■ DO THIS
Work out the number of lines in the records that include the word "哈姆莱特"; reply with that number alone.

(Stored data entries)
==================================================
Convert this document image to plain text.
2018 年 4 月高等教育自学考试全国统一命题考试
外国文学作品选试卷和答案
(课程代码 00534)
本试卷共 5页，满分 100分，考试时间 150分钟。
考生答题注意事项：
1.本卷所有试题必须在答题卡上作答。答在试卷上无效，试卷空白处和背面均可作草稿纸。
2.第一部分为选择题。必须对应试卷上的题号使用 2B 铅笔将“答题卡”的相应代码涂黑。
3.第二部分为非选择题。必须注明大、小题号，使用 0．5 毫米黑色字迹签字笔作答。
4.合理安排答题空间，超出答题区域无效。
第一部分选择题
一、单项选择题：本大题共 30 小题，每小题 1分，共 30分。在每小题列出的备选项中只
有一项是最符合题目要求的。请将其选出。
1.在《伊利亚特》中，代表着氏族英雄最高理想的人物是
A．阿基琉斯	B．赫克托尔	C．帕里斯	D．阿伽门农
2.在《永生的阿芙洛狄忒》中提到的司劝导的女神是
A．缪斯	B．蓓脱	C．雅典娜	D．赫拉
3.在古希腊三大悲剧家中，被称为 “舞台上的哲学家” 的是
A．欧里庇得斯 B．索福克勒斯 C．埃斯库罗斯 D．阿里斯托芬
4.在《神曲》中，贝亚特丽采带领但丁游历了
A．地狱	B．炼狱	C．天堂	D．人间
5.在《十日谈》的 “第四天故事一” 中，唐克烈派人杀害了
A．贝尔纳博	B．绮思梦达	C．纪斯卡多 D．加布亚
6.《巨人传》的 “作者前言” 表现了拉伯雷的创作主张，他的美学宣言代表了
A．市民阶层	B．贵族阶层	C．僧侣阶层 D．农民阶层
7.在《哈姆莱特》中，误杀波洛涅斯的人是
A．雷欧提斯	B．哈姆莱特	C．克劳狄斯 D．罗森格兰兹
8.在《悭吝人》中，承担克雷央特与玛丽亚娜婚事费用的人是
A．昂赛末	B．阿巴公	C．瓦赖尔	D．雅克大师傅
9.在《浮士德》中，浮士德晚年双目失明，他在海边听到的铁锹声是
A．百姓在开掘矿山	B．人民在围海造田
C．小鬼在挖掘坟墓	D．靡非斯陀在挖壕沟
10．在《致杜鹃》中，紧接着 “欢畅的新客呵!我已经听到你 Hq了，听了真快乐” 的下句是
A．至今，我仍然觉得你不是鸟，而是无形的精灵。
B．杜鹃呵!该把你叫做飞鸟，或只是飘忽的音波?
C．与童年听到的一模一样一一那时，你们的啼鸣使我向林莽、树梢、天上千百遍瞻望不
==================================================
■ ANSWER TO THIS TASK
2